* Problem details: Copy every record below exactly as written, but leave out the pictures.

Dataset listings of figures:
··········
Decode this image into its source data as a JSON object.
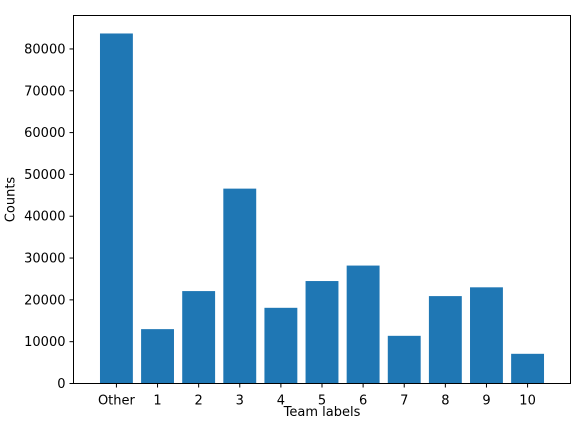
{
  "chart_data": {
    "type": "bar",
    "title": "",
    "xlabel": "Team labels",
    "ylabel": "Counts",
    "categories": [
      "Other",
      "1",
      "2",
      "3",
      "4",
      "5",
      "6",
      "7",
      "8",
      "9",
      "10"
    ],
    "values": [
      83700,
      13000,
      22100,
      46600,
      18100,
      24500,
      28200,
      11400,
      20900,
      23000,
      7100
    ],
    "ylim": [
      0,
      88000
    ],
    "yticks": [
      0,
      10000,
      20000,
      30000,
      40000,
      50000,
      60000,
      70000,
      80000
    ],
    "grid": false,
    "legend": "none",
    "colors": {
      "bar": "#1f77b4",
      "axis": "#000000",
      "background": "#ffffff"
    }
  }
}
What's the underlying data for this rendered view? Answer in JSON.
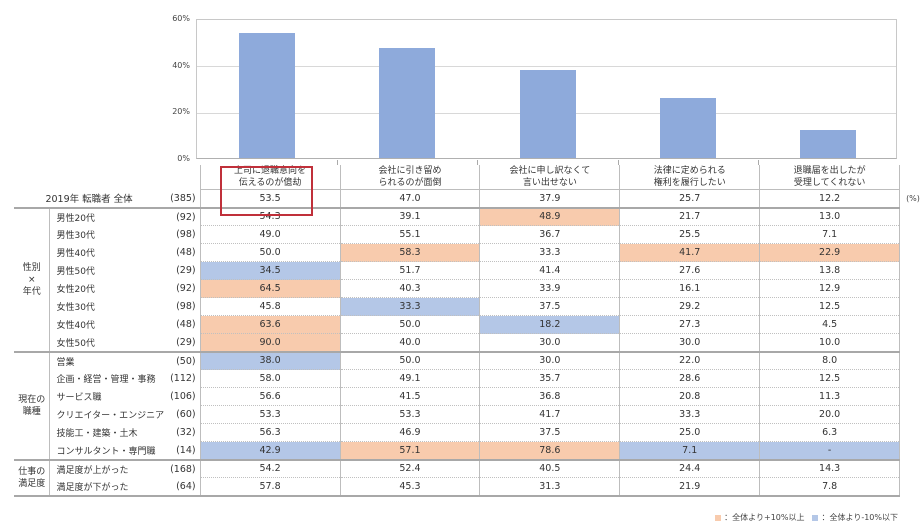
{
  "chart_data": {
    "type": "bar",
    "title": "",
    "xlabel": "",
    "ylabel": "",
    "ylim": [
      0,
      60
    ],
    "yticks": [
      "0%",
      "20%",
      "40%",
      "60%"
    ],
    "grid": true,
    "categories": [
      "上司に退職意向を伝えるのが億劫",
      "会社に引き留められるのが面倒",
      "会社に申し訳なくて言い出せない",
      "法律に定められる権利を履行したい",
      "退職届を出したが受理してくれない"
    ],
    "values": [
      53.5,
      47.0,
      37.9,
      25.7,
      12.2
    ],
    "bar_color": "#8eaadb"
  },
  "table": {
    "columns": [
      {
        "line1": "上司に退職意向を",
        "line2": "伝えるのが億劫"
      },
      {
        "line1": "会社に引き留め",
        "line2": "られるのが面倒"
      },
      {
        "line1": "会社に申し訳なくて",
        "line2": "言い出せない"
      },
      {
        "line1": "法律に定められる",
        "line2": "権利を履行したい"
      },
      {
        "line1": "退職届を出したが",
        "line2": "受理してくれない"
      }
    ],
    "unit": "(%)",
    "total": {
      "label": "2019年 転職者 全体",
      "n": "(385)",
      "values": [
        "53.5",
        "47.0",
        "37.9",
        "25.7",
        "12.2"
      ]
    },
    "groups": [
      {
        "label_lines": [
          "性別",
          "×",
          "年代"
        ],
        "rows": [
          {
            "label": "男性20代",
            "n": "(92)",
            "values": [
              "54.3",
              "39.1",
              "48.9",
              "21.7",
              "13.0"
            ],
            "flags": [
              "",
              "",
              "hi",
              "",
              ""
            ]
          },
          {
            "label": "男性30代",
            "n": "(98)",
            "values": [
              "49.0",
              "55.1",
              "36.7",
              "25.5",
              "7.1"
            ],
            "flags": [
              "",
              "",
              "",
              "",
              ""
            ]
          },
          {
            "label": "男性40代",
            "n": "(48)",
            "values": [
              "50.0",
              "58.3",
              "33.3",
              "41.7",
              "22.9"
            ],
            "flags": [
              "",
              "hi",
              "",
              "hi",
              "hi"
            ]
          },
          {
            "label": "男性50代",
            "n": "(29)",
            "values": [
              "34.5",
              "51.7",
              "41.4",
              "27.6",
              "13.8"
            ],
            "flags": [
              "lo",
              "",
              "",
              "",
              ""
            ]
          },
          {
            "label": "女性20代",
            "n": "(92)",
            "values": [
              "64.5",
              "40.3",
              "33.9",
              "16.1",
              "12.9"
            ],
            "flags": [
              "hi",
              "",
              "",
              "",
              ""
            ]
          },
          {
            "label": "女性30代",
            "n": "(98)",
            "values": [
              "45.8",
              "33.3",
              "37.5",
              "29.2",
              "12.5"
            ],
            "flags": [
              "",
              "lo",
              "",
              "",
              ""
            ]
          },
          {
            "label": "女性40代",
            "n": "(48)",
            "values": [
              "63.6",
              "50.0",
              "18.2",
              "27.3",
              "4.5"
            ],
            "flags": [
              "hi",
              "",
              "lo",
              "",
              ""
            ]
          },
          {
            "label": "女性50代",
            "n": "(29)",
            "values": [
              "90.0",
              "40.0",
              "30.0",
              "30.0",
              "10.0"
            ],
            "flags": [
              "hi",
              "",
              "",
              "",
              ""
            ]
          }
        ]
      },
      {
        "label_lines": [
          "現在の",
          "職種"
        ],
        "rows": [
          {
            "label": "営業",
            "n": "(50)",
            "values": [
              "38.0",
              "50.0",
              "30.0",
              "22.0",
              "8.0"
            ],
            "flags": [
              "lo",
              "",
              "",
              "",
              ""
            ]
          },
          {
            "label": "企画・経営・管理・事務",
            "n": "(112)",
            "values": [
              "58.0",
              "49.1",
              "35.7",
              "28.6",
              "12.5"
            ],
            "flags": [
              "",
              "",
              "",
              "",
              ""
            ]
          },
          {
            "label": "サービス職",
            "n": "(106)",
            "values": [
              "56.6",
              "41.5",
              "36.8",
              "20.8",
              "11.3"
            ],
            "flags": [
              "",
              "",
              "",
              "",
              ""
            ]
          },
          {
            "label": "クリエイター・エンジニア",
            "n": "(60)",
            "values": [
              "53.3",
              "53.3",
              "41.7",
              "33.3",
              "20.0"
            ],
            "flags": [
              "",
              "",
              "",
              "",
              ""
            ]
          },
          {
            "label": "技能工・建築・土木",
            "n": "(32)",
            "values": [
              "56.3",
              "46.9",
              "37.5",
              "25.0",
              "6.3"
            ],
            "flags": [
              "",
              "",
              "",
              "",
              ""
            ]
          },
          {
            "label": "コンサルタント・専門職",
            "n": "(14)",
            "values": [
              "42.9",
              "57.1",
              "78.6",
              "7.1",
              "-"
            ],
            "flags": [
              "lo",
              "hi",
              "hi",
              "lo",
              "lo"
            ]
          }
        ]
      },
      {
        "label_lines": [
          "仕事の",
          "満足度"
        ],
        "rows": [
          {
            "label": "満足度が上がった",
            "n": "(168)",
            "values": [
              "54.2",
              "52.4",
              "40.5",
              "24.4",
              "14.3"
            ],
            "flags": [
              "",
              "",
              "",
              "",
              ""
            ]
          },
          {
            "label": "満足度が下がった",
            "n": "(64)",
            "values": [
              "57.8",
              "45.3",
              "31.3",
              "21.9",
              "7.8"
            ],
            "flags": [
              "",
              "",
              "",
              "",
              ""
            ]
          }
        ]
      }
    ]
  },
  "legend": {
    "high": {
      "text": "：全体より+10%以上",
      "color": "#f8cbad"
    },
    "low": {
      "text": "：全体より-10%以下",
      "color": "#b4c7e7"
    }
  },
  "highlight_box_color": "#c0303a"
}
··········
* Reply:
Decode this image into its source data as a JSON object.
{
  "chart_data": {
    "type": "bar",
    "title": "",
    "xlabel": "Team labels",
    "ylabel": "Counts",
    "categories": [
      "Other",
      "1",
      "2",
      "3",
      "4",
      "5",
      "6",
      "7",
      "8",
      "9",
      "10"
    ],
    "values": [
      83700,
      13000,
      22100,
      46600,
      18100,
      24500,
      28200,
      11400,
      20900,
      23000,
      7100
    ],
    "ylim": [
      0,
      88000
    ],
    "yticks": [
      0,
      10000,
      20000,
      30000,
      40000,
      50000,
      60000,
      70000,
      80000
    ],
    "grid": false,
    "legend": "none",
    "colors": {
      "bar": "#1f77b4",
      "axis": "#000000",
      "background": "#ffffff"
    }
  }
}
What's the underlying data for this rendered view? Answer in JSON.
{
  "chart_data": {
    "type": "bar",
    "title": "",
    "xlabel": "",
    "ylabel": "",
    "ylim": [
      0,
      60
    ],
    "yticks": [
      "0%",
      "20%",
      "40%",
      "60%"
    ],
    "grid": true,
    "categories": [
      "上司に退職意向を伝えるのが億劫",
      "会社に引き留められるのが面倒",
      "会社に申し訳なくて言い出せない",
      "法律に定められる権利を履行したい",
      "退職届を出したが受理してくれない"
    ],
    "values": [
      53.5,
      47.0,
      37.9,
      25.7,
      12.2
    ],
    "bar_color": "#8eaadb"
  },
  "table": {
    "columns": [
      {
        "line1": "上司に退職意向を",
        "line2": "伝えるのが億劫"
      },
      {
        "line1": "会社に引き留め",
        "line2": "られるのが面倒"
      },
      {
        "line1": "会社に申し訳なくて",
        "line2": "言い出せない"
      },
      {
        "line1": "法律に定められる",
        "line2": "権利を履行したい"
      },
      {
        "line1": "退職届を出したが",
        "line2": "受理してくれない"
      }
    ],
    "unit": "(%)",
    "total": {
      "label": "2019年 転職者 全体",
      "n": "(385)",
      "values": [
        "53.5",
        "47.0",
        "37.9",
        "25.7",
        "12.2"
      ]
    },
    "groups": [
      {
        "label_lines": [
          "性別",
          "×",
          "年代"
        ],
        "rows": [
          {
            "label": "男性20代",
            "n": "(92)",
            "values": [
              "54.3",
              "39.1",
              "48.9",
              "21.7",
              "13.0"
            ],
            "flags": [
              "",
              "",
              "hi",
              "",
              ""
            ]
          },
          {
            "label": "男性30代",
            "n": "(98)",
            "values": [
              "49.0",
              "55.1",
              "36.7",
              "25.5",
              "7.1"
            ],
            "flags": [
              "",
              "",
              "",
              "",
              ""
            ]
          },
          {
            "label": "男性40代",
            "n": "(48)",
            "values": [
              "50.0",
              "58.3",
              "33.3",
              "41.7",
              "22.9"
            ],
            "flags": [
              "",
              "hi",
              "",
              "hi",
              "hi"
            ]
          },
          {
            "label": "男性50代",
            "n": "(29)",
            "values": [
              "34.5",
              "51.7",
              "41.4",
              "27.6",
              "13.8"
            ],
            "flags": [
              "lo",
              "",
              "",
              "",
              ""
            ]
          },
          {
            "label": "女性20代",
            "n": "(92)",
            "values": [
              "64.5",
              "40.3",
              "33.9",
              "16.1",
              "12.9"
            ],
            "flags": [
              "hi",
              "",
              "",
              "",
              ""
            ]
          },
          {
            "label": "女性30代",
            "n": "(98)",
            "values": [
              "45.8",
              "33.3",
              "37.5",
              "29.2",
              "12.5"
            ],
            "flags": [
              "",
              "lo",
              "",
              "",
              ""
            ]
          },
          {
            "label": "女性40代",
            "n": "(48)",
            "values": [
              "63.6",
              "50.0",
              "18.2",
              "27.3",
              "4.5"
            ],
            "flags": [
              "hi",
              "",
              "lo",
              "",
              ""
            ]
          },
          {
            "label": "女性50代",
            "n": "(29)",
            "values": [
              "90.0",
              "40.0",
              "30.0",
              "30.0",
              "10.0"
            ],
            "flags": [
              "hi",
              "",
              "",
              "",
              ""
            ]
          }
        ]
      },
      {
        "label_lines": [
          "現在の",
          "職種"
        ],
        "rows": [
          {
            "label": "営業",
            "n": "(50)",
            "values": [
              "38.0",
              "50.0",
              "30.0",
              "22.0",
              "8.0"
            ],
            "flags": [
              "lo",
              "",
              "",
              "",
              ""
            ]
          },
          {
            "label": "企画・経営・管理・事務",
            "n": "(112)",
            "values": [
              "58.0",
              "49.1",
              "35.7",
              "28.6",
              "12.5"
            ],
            "flags": [
              "",
              "",
              "",
              "",
              ""
            ]
          },
          {
            "label": "サービス職",
            "n": "(106)",
            "values": [
              "56.6",
              "41.5",
              "36.8",
              "20.8",
              "11.3"
            ],
            "flags": [
              "",
              "",
              "",
              "",
              ""
            ]
          },
          {
            "label": "クリエイター・エンジニア",
            "n": "(60)",
            "values": [
              "53.3",
              "53.3",
              "41.7",
              "33.3",
              "20.0"
            ],
            "flags": [
              "",
              "",
              "",
              "",
              ""
            ]
          },
          {
            "label": "技能工・建築・土木",
            "n": "(32)",
            "values": [
              "56.3",
              "46.9",
              "37.5",
              "25.0",
              "6.3"
            ],
            "flags": [
              "",
              "",
              "",
              "",
              ""
            ]
          },
          {
            "label": "コンサルタント・専門職",
            "n": "(14)",
            "values": [
              "42.9",
              "57.1",
              "78.6",
              "7.1",
              "-"
            ],
            "flags": [
              "lo",
              "hi",
              "hi",
              "lo",
              "lo"
            ]
          }
        ]
      },
      {
        "label_lines": [
          "仕事の",
          "満足度"
        ],
        "rows": [
          {
            "label": "満足度が上がった",
            "n": "(168)",
            "values": [
              "54.2",
              "52.4",
              "40.5",
              "24.4",
              "14.3"
            ],
            "flags": [
              "",
              "",
              "",
              "",
              ""
            ]
          },
          {
            "label": "満足度が下がった",
            "n": "(64)",
            "values": [
              "57.8",
              "45.3",
              "31.3",
              "21.9",
              "7.8"
            ],
            "flags": [
              "",
              "",
              "",
              "",
              ""
            ]
          }
        ]
      }
    ]
  },
  "legend": {
    "high": {
      "text": "：全体より+10%以上",
      "color": "#f8cbad"
    },
    "low": {
      "text": "：全体より-10%以下",
      "color": "#b4c7e7"
    }
  },
  "highlight_box_color": "#c0303a"
}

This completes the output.